WHAT YOU WILL DO:
Write out the stretch of the Histogel mailing-list thread from "I have had the" through "effect on them?".
(Beginning of SELECTED PASSAGE)
RE: [Histonet] Histogel

2014-01-20 Thread Esther C Peters
Thank you, Dusko!

I have had the same problem with 1.5% agarose, and I tried starting the 
dehydration with 30% to 50% to 70% ethanol, and using different xylene 
substitutes. It appears that the variable whitening and shrinking happens after 
100% reagent alcohol and in the xylene substitute (now using Richard-Allan 
Clear-Rite3). I've wondered if slow infiltration was the issue.  I guess we'll 
try this longer processing, but I also work with delicate tissues that normally 
would be a short run (15 min in each reagent). Are your tissues 
thin/delicate/biopsy or cell preps or organ samples? No effect on them?

Esther

Esther C. Peters, Ph.D.
Assistant Professor
Environmental Science & Policy
George Mason University
4400 University Drive, MS 5F2
Fairfax, VA 22030-

From: histonet-boun...@lists.utsouthwestern.edu 
 on behalf of dusko trajkovic 

Sent: Monday, January 20, 2014 1:58 PM
To: jennifer.arcand-john...@genzyme.com; histonet@lists.utsouthwestern.edu
Subject: Re: [Histonet] Histogel

Jennifer,
You might have seen one of my posts from 2-3 years ago. I had the exact same 
problems you described. Could not get anyone to come up with a solution. I ran 
various programs on our VIP and finally came up with a solution.
(End of SELECTED PASSAGE)
(Beginning of AVAILABLE DATA)
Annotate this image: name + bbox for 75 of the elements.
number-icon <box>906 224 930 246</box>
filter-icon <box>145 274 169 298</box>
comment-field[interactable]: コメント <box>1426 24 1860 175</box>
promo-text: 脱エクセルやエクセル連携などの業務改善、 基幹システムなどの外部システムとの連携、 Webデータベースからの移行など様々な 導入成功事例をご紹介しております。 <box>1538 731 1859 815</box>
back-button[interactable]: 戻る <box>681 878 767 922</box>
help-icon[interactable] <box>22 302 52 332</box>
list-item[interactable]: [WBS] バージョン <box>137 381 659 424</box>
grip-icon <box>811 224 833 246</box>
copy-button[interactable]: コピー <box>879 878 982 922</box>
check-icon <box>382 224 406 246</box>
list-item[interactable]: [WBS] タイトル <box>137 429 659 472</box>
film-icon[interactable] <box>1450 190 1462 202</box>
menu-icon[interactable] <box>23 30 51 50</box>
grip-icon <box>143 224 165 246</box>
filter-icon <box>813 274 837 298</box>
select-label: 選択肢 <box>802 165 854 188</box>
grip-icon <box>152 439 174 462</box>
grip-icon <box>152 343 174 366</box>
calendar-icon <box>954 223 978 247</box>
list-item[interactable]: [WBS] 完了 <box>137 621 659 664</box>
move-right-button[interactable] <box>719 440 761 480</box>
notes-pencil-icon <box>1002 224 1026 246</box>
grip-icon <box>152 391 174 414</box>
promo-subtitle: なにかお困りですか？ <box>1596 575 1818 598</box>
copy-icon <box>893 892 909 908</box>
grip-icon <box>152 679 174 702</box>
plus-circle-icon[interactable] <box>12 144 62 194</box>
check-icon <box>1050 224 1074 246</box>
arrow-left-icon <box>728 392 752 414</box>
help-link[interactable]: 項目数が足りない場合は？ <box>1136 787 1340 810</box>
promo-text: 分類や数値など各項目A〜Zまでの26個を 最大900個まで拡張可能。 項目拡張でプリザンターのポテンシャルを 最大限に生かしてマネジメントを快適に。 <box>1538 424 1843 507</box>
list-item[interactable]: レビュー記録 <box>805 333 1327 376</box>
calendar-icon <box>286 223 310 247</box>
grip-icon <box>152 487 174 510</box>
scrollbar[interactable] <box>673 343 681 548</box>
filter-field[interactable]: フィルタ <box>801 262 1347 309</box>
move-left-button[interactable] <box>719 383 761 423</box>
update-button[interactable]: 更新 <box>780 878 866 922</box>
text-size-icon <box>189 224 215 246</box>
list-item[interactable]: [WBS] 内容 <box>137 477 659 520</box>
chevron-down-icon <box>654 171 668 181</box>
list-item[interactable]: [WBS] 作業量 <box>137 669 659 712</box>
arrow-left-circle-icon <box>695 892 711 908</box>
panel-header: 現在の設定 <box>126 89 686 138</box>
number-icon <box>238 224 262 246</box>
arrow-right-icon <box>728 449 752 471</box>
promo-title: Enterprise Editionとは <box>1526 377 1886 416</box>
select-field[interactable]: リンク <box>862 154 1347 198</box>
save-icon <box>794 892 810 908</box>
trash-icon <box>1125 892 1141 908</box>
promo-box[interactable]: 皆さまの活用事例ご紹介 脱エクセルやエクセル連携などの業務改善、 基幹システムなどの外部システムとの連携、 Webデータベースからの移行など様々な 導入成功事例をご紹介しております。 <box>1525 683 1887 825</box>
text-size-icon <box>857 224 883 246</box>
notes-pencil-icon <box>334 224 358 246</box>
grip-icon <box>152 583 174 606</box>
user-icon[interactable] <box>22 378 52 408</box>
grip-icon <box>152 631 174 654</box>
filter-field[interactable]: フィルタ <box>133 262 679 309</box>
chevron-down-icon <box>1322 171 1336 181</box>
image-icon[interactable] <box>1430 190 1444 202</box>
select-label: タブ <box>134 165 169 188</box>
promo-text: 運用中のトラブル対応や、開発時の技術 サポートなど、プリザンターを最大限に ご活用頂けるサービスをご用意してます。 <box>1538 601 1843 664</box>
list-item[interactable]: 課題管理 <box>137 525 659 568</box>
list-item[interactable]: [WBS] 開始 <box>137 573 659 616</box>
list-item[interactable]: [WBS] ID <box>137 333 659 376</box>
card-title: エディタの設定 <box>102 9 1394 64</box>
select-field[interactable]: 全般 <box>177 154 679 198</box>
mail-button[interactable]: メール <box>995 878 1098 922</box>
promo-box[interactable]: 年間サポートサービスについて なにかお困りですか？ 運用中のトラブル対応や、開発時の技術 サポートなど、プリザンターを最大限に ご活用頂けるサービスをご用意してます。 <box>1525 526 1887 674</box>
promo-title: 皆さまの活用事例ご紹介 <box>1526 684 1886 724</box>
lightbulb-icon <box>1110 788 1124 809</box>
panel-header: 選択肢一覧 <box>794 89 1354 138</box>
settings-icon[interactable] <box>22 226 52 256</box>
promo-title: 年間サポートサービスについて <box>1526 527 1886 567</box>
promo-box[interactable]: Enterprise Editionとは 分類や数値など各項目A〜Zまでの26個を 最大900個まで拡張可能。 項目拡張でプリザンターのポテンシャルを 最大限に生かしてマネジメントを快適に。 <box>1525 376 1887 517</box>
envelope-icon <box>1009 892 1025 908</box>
(End of AVAILABLE DATA)
COMPLETED TASK:
I have had the same problem with 1.5% agarose, and I tried starting the 
dehydration with 30% to 50% to 70% ethanol, and using different xylene 
substitutes. It appears that the variable whitening and shrinking happens after 
100% reagent alcohol and in the xylene substitute (now using Richard-Allan 
Clear-Rite3). I've wondered if slow infiltration was the issue.  I guess we'll 
try this longer processing, but I also work with delicate tissues that normally 
would be a short run (15 min in each reagent). Are your tissues 
thin/delicate/biopsy or cell preps or organ samples? No effect on them?